Extract every record, keeping each one exactly as it is.

===== ENTRIES SHOWN

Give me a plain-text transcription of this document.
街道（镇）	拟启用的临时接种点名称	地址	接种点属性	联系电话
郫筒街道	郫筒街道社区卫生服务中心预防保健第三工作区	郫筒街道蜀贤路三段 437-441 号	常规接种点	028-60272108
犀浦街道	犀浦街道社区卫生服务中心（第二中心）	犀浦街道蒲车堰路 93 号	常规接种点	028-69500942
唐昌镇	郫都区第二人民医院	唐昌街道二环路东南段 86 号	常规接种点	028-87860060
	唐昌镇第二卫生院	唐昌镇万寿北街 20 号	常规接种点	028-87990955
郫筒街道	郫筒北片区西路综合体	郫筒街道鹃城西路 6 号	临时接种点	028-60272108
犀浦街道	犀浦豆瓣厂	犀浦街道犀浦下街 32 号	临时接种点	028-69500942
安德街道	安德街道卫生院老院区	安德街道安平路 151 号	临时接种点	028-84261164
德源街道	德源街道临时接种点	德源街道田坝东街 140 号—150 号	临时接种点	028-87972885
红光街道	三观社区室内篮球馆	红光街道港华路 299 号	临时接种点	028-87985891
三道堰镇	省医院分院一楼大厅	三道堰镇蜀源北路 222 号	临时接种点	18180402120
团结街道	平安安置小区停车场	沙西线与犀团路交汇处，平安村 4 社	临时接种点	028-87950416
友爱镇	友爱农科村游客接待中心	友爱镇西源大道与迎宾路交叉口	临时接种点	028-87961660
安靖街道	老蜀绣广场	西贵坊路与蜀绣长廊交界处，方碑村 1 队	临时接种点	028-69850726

==========

TASK RESPONSE:
Give me a plain-text transcription of this document.
街道（镇）	拟启用的临时接种点名称	地址	接种点属性	联系电话
郫筒街道	郫筒街道社区卫生服务中心预防保健第三工作区	郫筒街道蜀贤路三段 437-441 号	常规接种点	028-60272108
犀浦街道	犀浦街道社区卫生服务中心（第二中心）	犀浦街道蒲车堰路 93 号	常规接种点	028-69500942
唐昌镇	郫都区第二人民医院	唐昌街道二环路东南段 86 号	常规接种点	028-87860060
	唐昌镇第二卫生院	唐昌镇万寿北街 20 号	常规接种点	028-87990955
郫筒街道	郫筒北片区西路综合体	郫筒街道鹃城西路 6 号	临时接种点	028-60272108
犀浦街道	犀浦豆瓣厂	犀浦街道犀浦下街 32 号	临时接种点	028-69500942
安德街道	安德街道卫生院老院区	安德街道安平路 151 号	临时接种点	028-84261164
德源街道	德源街道临时接种点	德源街道田坝东街 140 号—150 号	临时接种点	028-87972885
红光街道	三观社区室内篮球馆	红光街道港华路 299 号	临时接种点	028-87985891
三道堰镇	省医院分院一楼大厅	三道堰镇蜀源北路 222 号	临时接种点	18180402120
团结街道	平安安置小区停车场	沙西线与犀团路交汇处，平安村 4 社	临时接种点	028-87950416
友爱镇	友爱农科村游客接待中心	友爱镇西源大道与迎宾路交叉口	临时接种点	028-87961660
安靖街道	老蜀绣广场	西贵坊路与蜀绣长廊交界处，方碑村 1 队	临时接种点	028-69850726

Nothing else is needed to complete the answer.